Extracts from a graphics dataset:
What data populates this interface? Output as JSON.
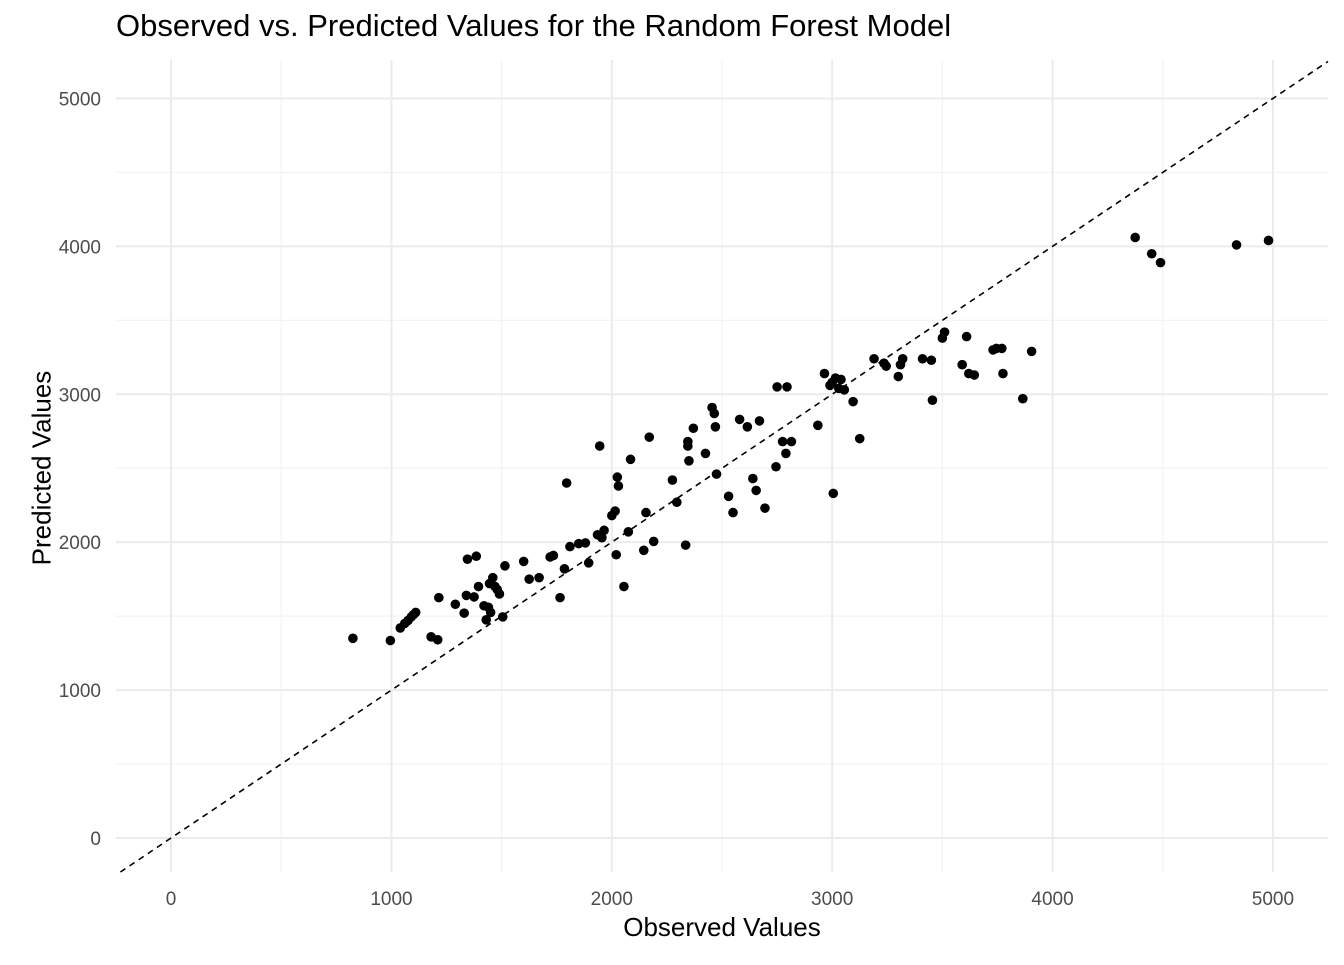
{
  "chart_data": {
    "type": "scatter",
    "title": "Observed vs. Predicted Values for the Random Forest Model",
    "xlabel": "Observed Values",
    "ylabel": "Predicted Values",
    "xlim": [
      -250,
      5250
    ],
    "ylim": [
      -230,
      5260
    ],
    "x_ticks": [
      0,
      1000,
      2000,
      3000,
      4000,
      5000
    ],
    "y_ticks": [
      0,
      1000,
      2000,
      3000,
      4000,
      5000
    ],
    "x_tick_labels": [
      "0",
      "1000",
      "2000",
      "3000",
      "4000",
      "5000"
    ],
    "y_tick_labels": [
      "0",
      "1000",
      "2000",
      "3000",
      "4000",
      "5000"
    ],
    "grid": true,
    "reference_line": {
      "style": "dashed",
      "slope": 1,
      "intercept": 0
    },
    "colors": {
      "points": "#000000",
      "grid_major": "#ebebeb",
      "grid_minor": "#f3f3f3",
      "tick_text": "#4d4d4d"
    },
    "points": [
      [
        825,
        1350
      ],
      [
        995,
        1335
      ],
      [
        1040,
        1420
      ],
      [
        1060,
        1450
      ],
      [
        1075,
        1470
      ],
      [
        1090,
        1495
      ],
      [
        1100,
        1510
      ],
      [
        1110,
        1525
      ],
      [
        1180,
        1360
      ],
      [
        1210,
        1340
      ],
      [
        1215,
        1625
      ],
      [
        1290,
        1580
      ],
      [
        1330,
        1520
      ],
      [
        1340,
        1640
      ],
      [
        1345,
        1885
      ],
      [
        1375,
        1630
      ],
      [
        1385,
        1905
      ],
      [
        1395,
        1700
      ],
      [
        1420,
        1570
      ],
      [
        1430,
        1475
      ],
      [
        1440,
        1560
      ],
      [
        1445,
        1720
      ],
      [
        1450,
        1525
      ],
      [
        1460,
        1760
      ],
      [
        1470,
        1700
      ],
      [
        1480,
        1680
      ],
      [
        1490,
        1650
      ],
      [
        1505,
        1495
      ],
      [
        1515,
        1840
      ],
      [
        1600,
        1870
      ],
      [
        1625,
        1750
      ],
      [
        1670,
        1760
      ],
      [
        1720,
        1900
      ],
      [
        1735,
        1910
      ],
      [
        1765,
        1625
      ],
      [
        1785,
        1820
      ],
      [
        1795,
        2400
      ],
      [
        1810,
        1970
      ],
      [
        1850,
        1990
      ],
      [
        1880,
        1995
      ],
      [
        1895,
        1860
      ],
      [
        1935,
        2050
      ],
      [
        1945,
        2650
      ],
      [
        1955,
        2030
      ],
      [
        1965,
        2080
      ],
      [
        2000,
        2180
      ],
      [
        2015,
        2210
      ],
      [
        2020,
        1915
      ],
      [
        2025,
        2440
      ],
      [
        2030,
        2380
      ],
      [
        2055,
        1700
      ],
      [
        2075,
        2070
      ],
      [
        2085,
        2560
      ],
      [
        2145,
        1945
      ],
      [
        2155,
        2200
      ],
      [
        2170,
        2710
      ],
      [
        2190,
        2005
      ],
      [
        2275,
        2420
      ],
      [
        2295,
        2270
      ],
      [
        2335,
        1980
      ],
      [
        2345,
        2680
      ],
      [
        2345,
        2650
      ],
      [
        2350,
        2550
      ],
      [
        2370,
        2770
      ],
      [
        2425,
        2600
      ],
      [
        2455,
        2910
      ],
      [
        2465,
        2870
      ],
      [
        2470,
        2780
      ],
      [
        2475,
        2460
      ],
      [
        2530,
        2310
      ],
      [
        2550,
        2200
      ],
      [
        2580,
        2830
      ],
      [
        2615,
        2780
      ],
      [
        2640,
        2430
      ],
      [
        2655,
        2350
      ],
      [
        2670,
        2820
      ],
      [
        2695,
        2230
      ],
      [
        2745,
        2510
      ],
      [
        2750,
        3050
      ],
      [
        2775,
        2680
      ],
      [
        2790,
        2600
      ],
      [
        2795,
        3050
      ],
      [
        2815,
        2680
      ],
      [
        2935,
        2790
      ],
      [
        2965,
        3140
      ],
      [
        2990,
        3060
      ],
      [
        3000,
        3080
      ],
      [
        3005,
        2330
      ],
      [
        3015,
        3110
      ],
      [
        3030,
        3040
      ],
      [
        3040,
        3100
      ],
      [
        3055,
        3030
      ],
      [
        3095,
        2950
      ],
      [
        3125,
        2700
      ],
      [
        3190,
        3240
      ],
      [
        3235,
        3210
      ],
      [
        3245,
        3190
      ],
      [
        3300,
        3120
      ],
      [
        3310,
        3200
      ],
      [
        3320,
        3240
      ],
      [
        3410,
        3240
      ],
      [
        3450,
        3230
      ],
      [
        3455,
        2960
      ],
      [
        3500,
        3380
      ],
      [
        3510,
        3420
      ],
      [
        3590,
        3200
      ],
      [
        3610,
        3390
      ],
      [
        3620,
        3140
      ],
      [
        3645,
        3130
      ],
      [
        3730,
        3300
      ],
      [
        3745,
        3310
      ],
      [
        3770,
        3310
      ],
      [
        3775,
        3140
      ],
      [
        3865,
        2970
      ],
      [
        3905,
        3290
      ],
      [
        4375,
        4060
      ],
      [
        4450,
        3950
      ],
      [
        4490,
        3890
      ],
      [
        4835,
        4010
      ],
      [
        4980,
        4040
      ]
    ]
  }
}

__Written task__: Each record above must be returned exactly as written, with its pictures omitted.

__Solution__:
What data populates this interface? Output as JSON.
{
  "chart_data": {
    "type": "scatter",
    "title": "Observed vs. Predicted Values for the Random Forest Model",
    "xlabel": "Observed Values",
    "ylabel": "Predicted Values",
    "xlim": [
      -250,
      5250
    ],
    "ylim": [
      -230,
      5260
    ],
    "x_ticks": [
      0,
      1000,
      2000,
      3000,
      4000,
      5000
    ],
    "y_ticks": [
      0,
      1000,
      2000,
      3000,
      4000,
      5000
    ],
    "x_tick_labels": [
      "0",
      "1000",
      "2000",
      "3000",
      "4000",
      "5000"
    ],
    "y_tick_labels": [
      "0",
      "1000",
      "2000",
      "3000",
      "4000",
      "5000"
    ],
    "grid": true,
    "reference_line": {
      "style": "dashed",
      "slope": 1,
      "intercept": 0
    },
    "colors": {
      "points": "#000000",
      "grid_major": "#ebebeb",
      "grid_minor": "#f3f3f3",
      "tick_text": "#4d4d4d"
    },
    "points": [
      [
        825,
        1350
      ],
      [
        995,
        1335
      ],
      [
        1040,
        1420
      ],
      [
        1060,
        1450
      ],
      [
        1075,
        1470
      ],
      [
        1090,
        1495
      ],
      [
        1100,
        1510
      ],
      [
        1110,
        1525
      ],
      [
        1180,
        1360
      ],
      [
        1210,
        1340
      ],
      [
        1215,
        1625
      ],
      [
        1290,
        1580
      ],
      [
        1330,
        1520
      ],
      [
        1340,
        1640
      ],
      [
        1345,
        1885
      ],
      [
        1375,
        1630
      ],
      [
        1385,
        1905
      ],
      [
        1395,
        1700
      ],
      [
        1420,
        1570
      ],
      [
        1430,
        1475
      ],
      [
        1440,
        1560
      ],
      [
        1445,
        1720
      ],
      [
        1450,
        1525
      ],
      [
        1460,
        1760
      ],
      [
        1470,
        1700
      ],
      [
        1480,
        1680
      ],
      [
        1490,
        1650
      ],
      [
        1505,
        1495
      ],
      [
        1515,
        1840
      ],
      [
        1600,
        1870
      ],
      [
        1625,
        1750
      ],
      [
        1670,
        1760
      ],
      [
        1720,
        1900
      ],
      [
        1735,
        1910
      ],
      [
        1765,
        1625
      ],
      [
        1785,
        1820
      ],
      [
        1795,
        2400
      ],
      [
        1810,
        1970
      ],
      [
        1850,
        1990
      ],
      [
        1880,
        1995
      ],
      [
        1895,
        1860
      ],
      [
        1935,
        2050
      ],
      [
        1945,
        2650
      ],
      [
        1955,
        2030
      ],
      [
        1965,
        2080
      ],
      [
        2000,
        2180
      ],
      [
        2015,
        2210
      ],
      [
        2020,
        1915
      ],
      [
        2025,
        2440
      ],
      [
        2030,
        2380
      ],
      [
        2055,
        1700
      ],
      [
        2075,
        2070
      ],
      [
        2085,
        2560
      ],
      [
        2145,
        1945
      ],
      [
        2155,
        2200
      ],
      [
        2170,
        2710
      ],
      [
        2190,
        2005
      ],
      [
        2275,
        2420
      ],
      [
        2295,
        2270
      ],
      [
        2335,
        1980
      ],
      [
        2345,
        2680
      ],
      [
        2345,
        2650
      ],
      [
        2350,
        2550
      ],
      [
        2370,
        2770
      ],
      [
        2425,
        2600
      ],
      [
        2455,
        2910
      ],
      [
        2465,
        2870
      ],
      [
        2470,
        2780
      ],
      [
        2475,
        2460
      ],
      [
        2530,
        2310
      ],
      [
        2550,
        2200
      ],
      [
        2580,
        2830
      ],
      [
        2615,
        2780
      ],
      [
        2640,
        2430
      ],
      [
        2655,
        2350
      ],
      [
        2670,
        2820
      ],
      [
        2695,
        2230
      ],
      [
        2745,
        2510
      ],
      [
        2750,
        3050
      ],
      [
        2775,
        2680
      ],
      [
        2790,
        2600
      ],
      [
        2795,
        3050
      ],
      [
        2815,
        2680
      ],
      [
        2935,
        2790
      ],
      [
        2965,
        3140
      ],
      [
        2990,
        3060
      ],
      [
        3000,
        3080
      ],
      [
        3005,
        2330
      ],
      [
        3015,
        3110
      ],
      [
        3030,
        3040
      ],
      [
        3040,
        3100
      ],
      [
        3055,
        3030
      ],
      [
        3095,
        2950
      ],
      [
        3125,
        2700
      ],
      [
        3190,
        3240
      ],
      [
        3235,
        3210
      ],
      [
        3245,
        3190
      ],
      [
        3300,
        3120
      ],
      [
        3310,
        3200
      ],
      [
        3320,
        3240
      ],
      [
        3410,
        3240
      ],
      [
        3450,
        3230
      ],
      [
        3455,
        2960
      ],
      [
        3500,
        3380
      ],
      [
        3510,
        3420
      ],
      [
        3590,
        3200
      ],
      [
        3610,
        3390
      ],
      [
        3620,
        3140
      ],
      [
        3645,
        3130
      ],
      [
        3730,
        3300
      ],
      [
        3745,
        3310
      ],
      [
        3770,
        3310
      ],
      [
        3775,
        3140
      ],
      [
        3865,
        2970
      ],
      [
        3905,
        3290
      ],
      [
        4375,
        4060
      ],
      [
        4450,
        3950
      ],
      [
        4490,
        3890
      ],
      [
        4835,
        4010
      ],
      [
        4980,
        4040
      ]
    ]
  }
}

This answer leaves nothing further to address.